◆ Prompt ◆
Go over the entries below line by line, copying each one that contains the word "name".

— START OF Supplied records —

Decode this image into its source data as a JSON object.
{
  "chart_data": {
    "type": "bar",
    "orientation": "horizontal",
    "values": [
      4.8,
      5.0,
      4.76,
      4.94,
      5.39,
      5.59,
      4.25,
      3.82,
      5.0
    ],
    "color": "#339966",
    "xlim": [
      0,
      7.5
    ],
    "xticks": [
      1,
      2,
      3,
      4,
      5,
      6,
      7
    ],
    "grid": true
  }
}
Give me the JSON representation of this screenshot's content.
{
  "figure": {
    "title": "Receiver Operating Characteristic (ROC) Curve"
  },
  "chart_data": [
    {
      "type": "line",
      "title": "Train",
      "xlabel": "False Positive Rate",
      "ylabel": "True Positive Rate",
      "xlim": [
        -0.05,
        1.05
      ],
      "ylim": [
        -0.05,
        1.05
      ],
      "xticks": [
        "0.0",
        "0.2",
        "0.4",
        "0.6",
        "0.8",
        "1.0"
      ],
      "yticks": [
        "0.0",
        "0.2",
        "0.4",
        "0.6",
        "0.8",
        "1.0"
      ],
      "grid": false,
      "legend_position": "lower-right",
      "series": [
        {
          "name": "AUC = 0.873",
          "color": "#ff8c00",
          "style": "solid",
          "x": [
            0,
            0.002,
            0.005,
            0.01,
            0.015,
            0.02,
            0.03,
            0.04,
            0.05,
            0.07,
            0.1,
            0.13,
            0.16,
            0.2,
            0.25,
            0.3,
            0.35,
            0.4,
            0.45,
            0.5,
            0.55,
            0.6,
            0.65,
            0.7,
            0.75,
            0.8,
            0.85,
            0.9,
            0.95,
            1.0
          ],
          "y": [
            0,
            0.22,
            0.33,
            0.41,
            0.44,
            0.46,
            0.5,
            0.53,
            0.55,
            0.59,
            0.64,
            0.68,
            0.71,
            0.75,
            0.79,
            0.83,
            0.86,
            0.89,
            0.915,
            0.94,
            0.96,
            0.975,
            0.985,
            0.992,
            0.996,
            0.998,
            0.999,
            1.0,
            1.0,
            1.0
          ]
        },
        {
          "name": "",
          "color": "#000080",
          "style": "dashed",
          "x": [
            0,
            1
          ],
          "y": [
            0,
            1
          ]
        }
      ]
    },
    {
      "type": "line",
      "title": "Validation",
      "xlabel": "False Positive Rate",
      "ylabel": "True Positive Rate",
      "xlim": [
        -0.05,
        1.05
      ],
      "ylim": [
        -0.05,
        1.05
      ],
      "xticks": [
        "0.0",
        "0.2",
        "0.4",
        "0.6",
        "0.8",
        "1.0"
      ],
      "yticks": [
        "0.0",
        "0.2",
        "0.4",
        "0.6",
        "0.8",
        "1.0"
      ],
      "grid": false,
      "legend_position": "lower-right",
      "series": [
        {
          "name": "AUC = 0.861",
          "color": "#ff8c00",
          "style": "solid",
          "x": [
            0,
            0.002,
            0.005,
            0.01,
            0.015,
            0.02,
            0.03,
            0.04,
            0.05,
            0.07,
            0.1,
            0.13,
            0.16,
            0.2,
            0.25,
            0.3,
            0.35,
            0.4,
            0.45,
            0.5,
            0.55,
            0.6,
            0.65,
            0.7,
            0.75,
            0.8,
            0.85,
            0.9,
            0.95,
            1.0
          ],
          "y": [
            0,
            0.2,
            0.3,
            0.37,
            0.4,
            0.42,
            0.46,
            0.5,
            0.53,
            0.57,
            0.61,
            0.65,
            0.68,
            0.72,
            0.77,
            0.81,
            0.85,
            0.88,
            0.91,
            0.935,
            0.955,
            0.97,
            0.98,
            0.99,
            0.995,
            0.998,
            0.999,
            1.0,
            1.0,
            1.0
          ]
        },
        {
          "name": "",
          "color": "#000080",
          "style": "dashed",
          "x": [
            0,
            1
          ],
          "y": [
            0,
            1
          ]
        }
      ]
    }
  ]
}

— END OF Supplied records —

◆ Worked solution ◆
          "name": "AUC = 0.873",
          "name": "",
          "name": "AUC = 0.861",
          "name": "",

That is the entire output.